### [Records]
▬▬▬▬▬▬
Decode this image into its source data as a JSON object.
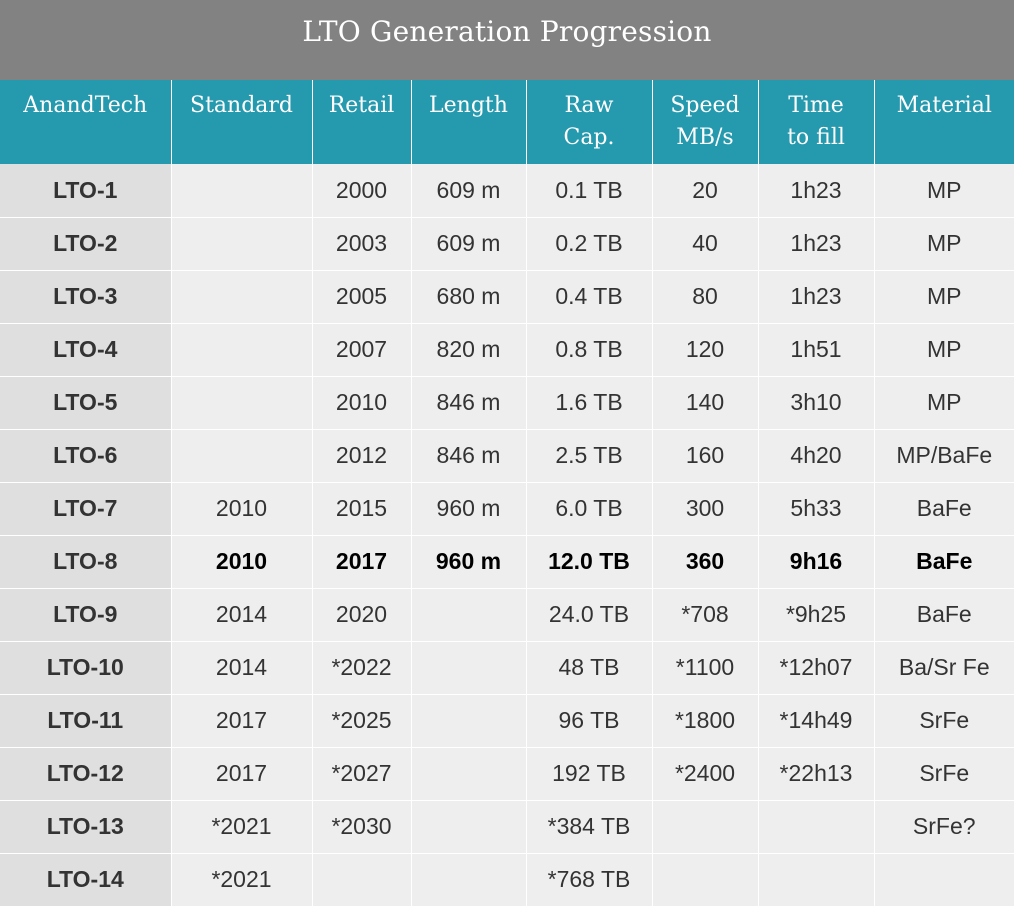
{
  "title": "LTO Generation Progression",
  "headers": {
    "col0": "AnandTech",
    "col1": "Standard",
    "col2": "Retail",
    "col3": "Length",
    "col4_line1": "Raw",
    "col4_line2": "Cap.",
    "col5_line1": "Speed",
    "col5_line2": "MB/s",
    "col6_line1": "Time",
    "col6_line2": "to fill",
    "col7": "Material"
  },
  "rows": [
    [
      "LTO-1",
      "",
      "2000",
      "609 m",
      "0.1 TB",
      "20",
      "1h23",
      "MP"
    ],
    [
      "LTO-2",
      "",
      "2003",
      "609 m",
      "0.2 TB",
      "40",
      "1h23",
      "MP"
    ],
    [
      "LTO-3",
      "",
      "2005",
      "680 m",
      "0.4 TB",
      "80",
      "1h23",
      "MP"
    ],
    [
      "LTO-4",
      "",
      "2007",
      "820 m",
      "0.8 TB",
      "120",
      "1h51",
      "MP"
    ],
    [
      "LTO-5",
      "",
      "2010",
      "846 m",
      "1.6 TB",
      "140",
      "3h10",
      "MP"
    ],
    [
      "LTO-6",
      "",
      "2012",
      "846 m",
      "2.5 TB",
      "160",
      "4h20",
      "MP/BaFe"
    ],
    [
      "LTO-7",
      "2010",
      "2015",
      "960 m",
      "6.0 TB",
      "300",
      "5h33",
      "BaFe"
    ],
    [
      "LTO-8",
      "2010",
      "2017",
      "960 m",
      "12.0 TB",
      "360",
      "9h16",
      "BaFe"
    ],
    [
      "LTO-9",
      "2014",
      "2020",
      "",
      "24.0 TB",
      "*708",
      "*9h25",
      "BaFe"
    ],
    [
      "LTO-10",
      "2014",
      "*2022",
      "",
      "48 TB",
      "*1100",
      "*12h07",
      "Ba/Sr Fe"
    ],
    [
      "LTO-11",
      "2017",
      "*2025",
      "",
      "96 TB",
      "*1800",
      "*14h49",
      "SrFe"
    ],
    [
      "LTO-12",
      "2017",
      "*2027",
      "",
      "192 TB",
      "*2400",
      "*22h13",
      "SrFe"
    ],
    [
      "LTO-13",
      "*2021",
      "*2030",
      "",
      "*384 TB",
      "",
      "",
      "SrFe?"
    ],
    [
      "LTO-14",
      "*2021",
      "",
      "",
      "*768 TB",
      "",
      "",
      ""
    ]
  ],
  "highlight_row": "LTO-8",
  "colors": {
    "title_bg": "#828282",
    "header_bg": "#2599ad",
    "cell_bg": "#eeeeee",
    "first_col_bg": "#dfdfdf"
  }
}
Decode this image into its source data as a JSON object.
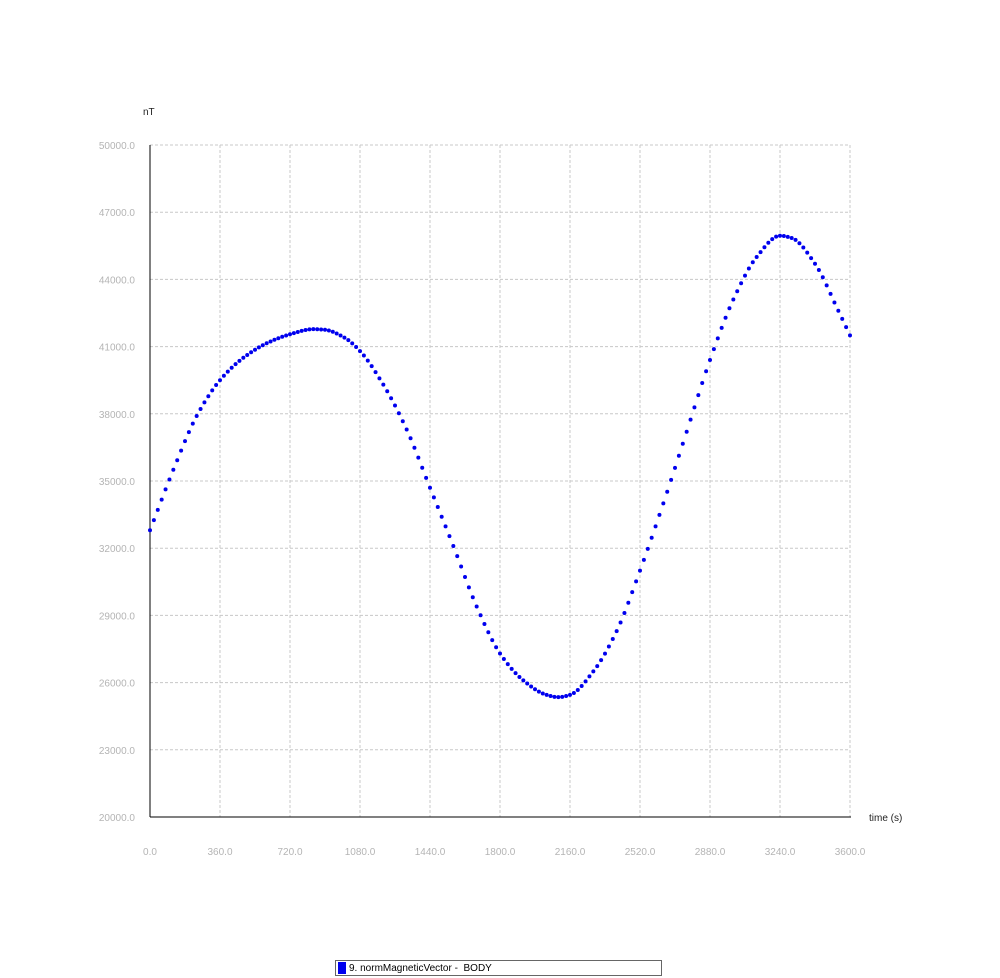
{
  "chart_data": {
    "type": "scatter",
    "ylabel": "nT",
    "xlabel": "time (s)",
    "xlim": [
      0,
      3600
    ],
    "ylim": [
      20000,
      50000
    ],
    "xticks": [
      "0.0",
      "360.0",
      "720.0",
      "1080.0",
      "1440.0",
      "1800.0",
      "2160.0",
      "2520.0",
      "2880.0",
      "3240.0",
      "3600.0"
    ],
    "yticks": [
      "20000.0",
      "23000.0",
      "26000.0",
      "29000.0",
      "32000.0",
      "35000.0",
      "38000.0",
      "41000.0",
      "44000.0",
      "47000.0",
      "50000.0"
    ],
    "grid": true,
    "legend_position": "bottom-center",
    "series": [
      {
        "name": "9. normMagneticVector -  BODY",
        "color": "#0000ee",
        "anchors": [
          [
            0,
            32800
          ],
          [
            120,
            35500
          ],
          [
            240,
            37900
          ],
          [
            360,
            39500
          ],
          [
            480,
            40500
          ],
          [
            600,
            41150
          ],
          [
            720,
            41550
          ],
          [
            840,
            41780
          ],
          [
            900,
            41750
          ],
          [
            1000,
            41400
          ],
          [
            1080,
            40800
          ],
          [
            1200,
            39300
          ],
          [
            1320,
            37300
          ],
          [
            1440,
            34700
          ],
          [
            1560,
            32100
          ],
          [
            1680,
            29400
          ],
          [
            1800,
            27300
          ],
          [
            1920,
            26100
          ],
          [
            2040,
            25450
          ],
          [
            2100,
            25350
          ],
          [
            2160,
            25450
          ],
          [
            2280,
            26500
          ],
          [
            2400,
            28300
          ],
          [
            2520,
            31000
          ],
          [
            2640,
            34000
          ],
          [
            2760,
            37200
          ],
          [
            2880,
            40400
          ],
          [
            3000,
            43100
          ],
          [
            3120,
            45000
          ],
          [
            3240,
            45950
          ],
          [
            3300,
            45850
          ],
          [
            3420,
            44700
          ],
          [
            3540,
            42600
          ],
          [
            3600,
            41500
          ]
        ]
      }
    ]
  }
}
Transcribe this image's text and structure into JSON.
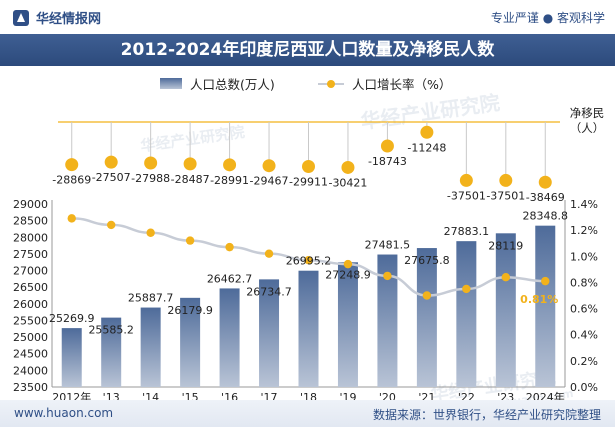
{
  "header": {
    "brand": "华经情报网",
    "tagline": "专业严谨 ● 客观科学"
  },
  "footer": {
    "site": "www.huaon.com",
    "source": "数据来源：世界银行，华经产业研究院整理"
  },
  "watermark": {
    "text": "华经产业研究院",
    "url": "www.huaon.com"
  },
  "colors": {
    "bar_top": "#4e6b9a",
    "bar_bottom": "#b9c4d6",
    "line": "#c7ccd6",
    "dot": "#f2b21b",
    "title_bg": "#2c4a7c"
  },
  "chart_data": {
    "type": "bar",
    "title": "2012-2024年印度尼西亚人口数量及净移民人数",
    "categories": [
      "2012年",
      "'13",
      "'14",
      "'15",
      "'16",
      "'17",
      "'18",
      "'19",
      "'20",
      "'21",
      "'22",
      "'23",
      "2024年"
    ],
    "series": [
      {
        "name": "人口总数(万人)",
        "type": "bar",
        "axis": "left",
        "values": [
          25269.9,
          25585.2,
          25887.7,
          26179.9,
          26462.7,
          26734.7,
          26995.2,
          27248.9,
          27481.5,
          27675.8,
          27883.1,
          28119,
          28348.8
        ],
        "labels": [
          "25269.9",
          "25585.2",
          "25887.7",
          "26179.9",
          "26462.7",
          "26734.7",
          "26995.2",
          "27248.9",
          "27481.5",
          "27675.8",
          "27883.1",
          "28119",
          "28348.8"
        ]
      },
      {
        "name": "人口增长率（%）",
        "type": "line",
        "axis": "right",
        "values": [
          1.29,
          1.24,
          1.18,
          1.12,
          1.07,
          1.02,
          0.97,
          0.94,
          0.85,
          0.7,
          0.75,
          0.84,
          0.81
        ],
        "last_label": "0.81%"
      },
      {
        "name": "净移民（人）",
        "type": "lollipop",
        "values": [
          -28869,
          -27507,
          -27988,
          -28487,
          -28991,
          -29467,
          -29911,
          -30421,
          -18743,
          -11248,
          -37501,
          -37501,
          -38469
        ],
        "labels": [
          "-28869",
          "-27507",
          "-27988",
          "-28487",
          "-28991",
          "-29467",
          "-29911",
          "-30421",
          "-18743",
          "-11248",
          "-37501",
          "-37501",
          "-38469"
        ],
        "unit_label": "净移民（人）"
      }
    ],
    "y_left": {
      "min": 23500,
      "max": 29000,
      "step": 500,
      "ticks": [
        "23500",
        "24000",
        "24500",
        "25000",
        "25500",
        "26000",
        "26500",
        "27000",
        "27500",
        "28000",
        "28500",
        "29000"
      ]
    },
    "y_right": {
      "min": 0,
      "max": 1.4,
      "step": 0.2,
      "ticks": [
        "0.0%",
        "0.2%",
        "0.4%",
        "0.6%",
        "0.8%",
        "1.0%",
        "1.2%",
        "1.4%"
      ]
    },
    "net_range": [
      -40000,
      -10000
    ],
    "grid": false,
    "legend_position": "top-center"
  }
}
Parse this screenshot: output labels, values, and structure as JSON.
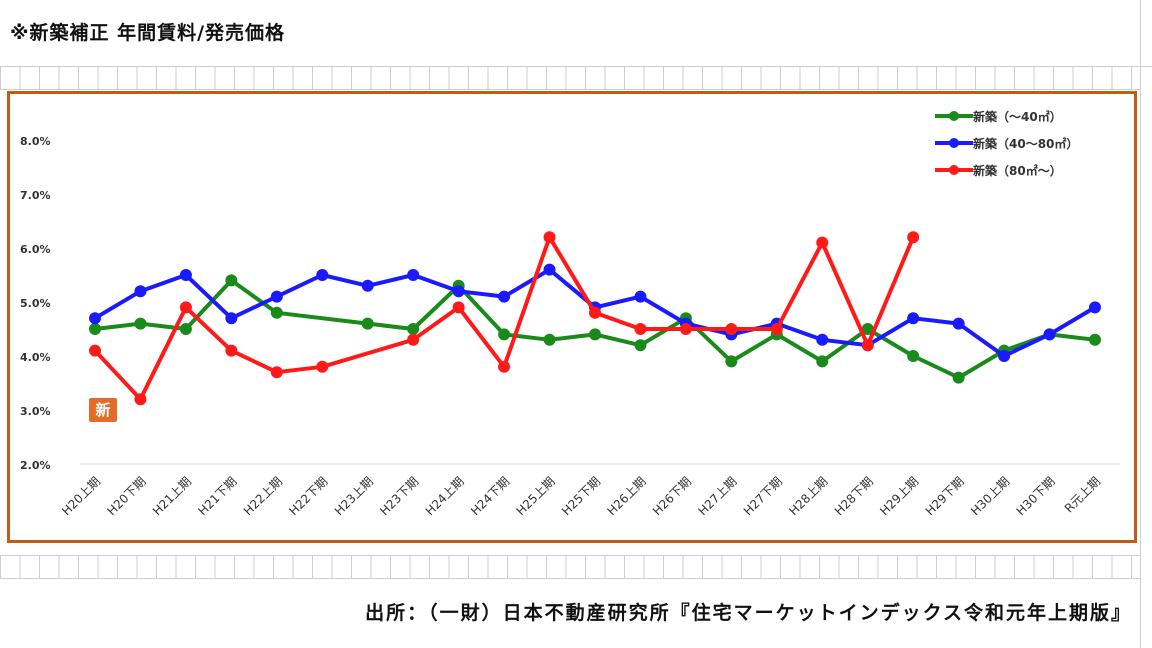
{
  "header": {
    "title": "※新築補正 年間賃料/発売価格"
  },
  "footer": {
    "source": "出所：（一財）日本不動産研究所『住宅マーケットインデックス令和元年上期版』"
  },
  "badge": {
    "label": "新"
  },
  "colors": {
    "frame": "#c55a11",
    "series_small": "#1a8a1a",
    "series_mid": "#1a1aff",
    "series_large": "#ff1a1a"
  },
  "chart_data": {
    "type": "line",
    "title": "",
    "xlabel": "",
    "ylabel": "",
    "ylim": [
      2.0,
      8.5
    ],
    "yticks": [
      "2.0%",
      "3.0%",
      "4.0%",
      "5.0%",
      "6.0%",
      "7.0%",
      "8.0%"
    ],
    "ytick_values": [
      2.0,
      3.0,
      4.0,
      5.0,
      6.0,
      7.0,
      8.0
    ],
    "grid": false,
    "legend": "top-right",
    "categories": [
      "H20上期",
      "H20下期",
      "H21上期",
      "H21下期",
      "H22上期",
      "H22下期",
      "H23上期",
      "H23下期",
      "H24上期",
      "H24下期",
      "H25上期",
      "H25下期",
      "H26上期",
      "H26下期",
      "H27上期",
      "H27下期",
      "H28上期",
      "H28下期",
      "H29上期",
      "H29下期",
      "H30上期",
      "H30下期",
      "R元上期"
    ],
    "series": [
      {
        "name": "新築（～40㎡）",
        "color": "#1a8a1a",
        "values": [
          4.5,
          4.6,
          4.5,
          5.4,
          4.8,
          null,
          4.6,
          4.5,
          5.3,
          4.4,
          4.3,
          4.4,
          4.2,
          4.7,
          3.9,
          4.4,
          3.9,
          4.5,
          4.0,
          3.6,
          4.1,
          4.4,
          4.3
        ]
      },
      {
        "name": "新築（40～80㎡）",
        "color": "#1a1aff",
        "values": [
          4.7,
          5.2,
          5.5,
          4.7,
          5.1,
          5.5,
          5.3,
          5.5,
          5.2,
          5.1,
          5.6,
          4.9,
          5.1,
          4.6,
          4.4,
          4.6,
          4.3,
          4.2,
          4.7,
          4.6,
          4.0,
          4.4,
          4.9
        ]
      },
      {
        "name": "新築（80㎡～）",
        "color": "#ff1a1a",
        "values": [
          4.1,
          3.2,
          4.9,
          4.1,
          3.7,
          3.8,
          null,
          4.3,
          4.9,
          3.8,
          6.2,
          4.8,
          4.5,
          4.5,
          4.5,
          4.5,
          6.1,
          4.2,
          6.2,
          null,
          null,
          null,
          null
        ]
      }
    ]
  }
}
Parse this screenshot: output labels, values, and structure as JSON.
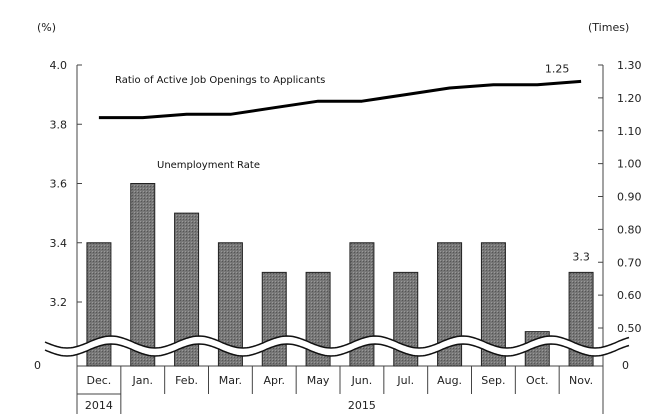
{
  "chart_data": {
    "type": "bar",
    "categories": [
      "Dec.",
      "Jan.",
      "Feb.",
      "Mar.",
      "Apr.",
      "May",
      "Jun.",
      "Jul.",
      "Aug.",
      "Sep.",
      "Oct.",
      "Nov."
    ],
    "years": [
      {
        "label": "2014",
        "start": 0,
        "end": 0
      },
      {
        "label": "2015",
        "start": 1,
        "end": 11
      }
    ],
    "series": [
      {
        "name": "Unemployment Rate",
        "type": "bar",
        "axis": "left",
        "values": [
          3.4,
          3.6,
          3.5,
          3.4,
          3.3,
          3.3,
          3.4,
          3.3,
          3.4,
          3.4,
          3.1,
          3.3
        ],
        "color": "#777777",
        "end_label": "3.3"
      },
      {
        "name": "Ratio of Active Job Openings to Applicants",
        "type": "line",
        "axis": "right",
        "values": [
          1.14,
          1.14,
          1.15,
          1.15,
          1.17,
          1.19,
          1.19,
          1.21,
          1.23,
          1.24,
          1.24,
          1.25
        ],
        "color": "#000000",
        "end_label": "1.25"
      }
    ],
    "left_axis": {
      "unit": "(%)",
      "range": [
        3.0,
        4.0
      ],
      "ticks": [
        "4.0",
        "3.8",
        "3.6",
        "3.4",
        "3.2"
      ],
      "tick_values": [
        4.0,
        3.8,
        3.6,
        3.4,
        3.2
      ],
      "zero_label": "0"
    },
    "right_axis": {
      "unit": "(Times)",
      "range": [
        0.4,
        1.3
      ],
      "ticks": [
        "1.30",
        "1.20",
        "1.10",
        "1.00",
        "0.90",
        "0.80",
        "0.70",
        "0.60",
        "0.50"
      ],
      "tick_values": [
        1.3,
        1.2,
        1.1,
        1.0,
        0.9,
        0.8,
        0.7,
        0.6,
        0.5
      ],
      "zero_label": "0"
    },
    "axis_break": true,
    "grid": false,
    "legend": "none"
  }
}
▬▬▬▬▬▬
### [JOB]
Filter the listing above for the string "center" and copy every matching line.

### [TASK RESPONSE]
    "legend_position": "bottom-center",
    "legend_position": "top-center"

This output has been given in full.